[Records about charts and figures]
----------------
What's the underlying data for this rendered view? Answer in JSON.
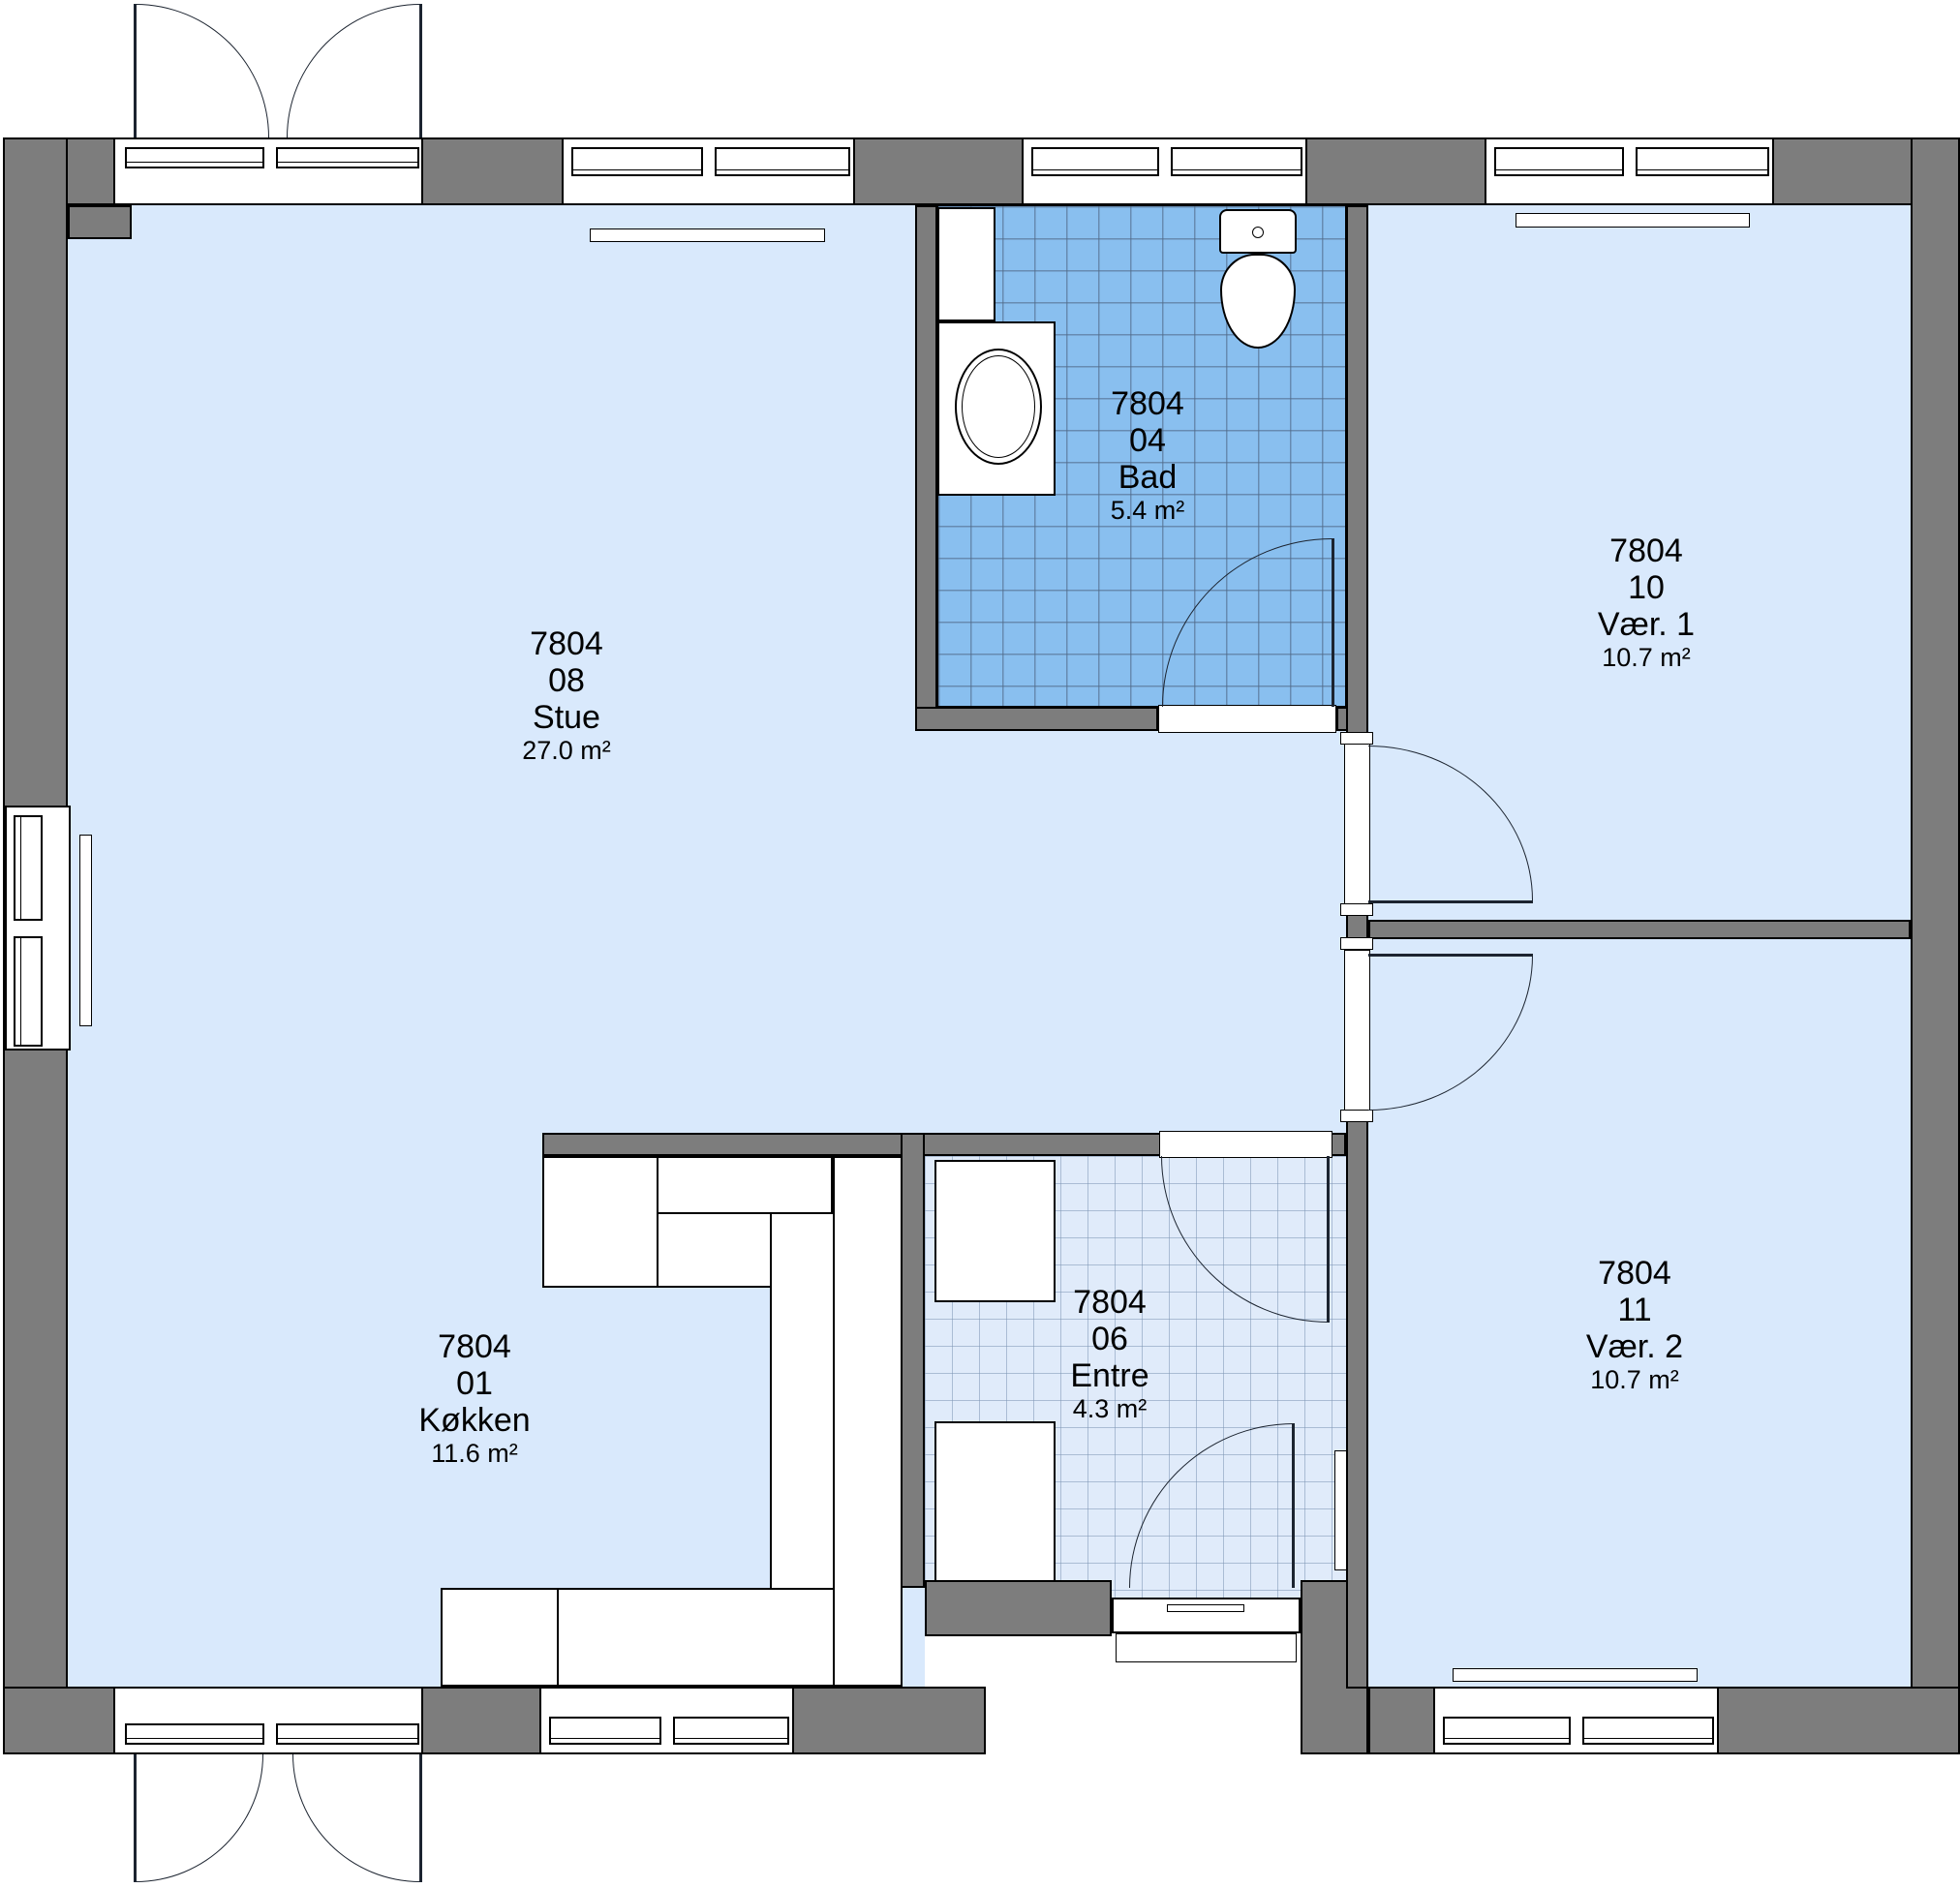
{
  "plan": {
    "type": "floor-plan",
    "colors": {
      "wall": "#7d7d7d",
      "floor": "#d9e9fc",
      "bathroom_tile": "#89bfef",
      "entry_tile": "#e0ebfa",
      "outline": "#000000"
    }
  },
  "rooms": [
    {
      "code": "7804",
      "number": "08",
      "name": "Stue",
      "area": "27.0 m²"
    },
    {
      "code": "7804",
      "number": "01",
      "name": "Køkken",
      "area": "11.6 m²"
    },
    {
      "code": "7804",
      "number": "04",
      "name": "Bad",
      "area": "5.4 m²"
    },
    {
      "code": "7804",
      "number": "06",
      "name": "Entre",
      "area": "4.3 m²"
    },
    {
      "code": "7804",
      "number": "10",
      "name": "Vær. 1",
      "area": "10.7 m²"
    },
    {
      "code": "7804",
      "number": "11",
      "name": "Vær. 2",
      "area": "10.7 m²"
    }
  ]
}
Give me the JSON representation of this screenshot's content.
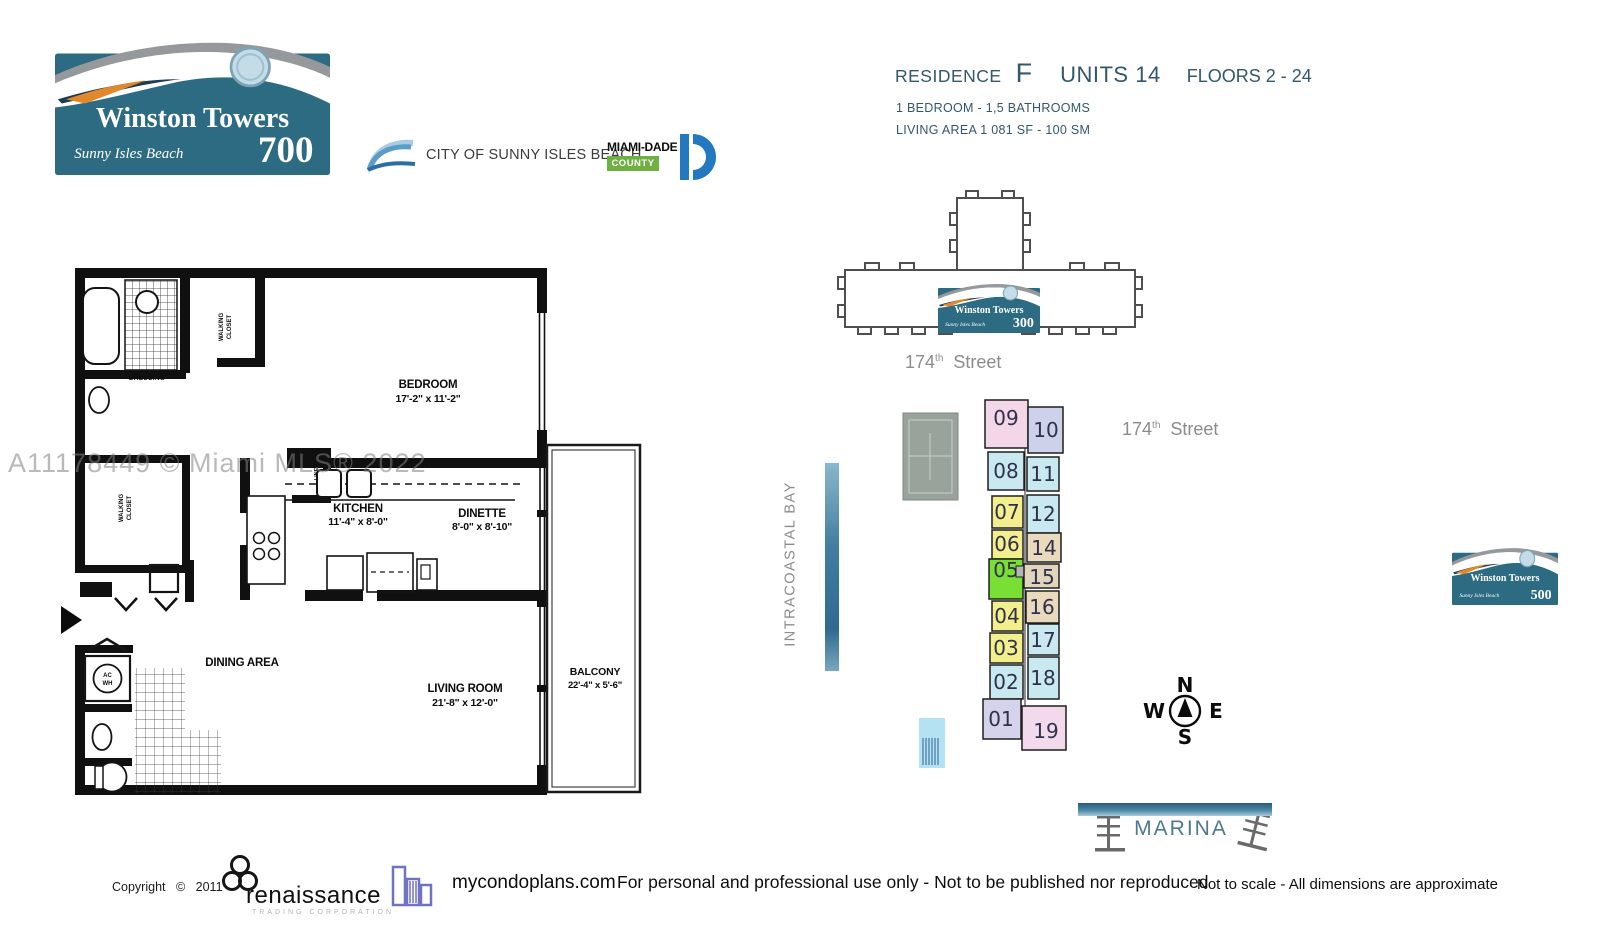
----------------
Where does the word "JSON" appear? Return each line that holds it.

What's the underlying data for this rendered view? Answer in JSON.
Give me the JSON representation of this screenshot's content.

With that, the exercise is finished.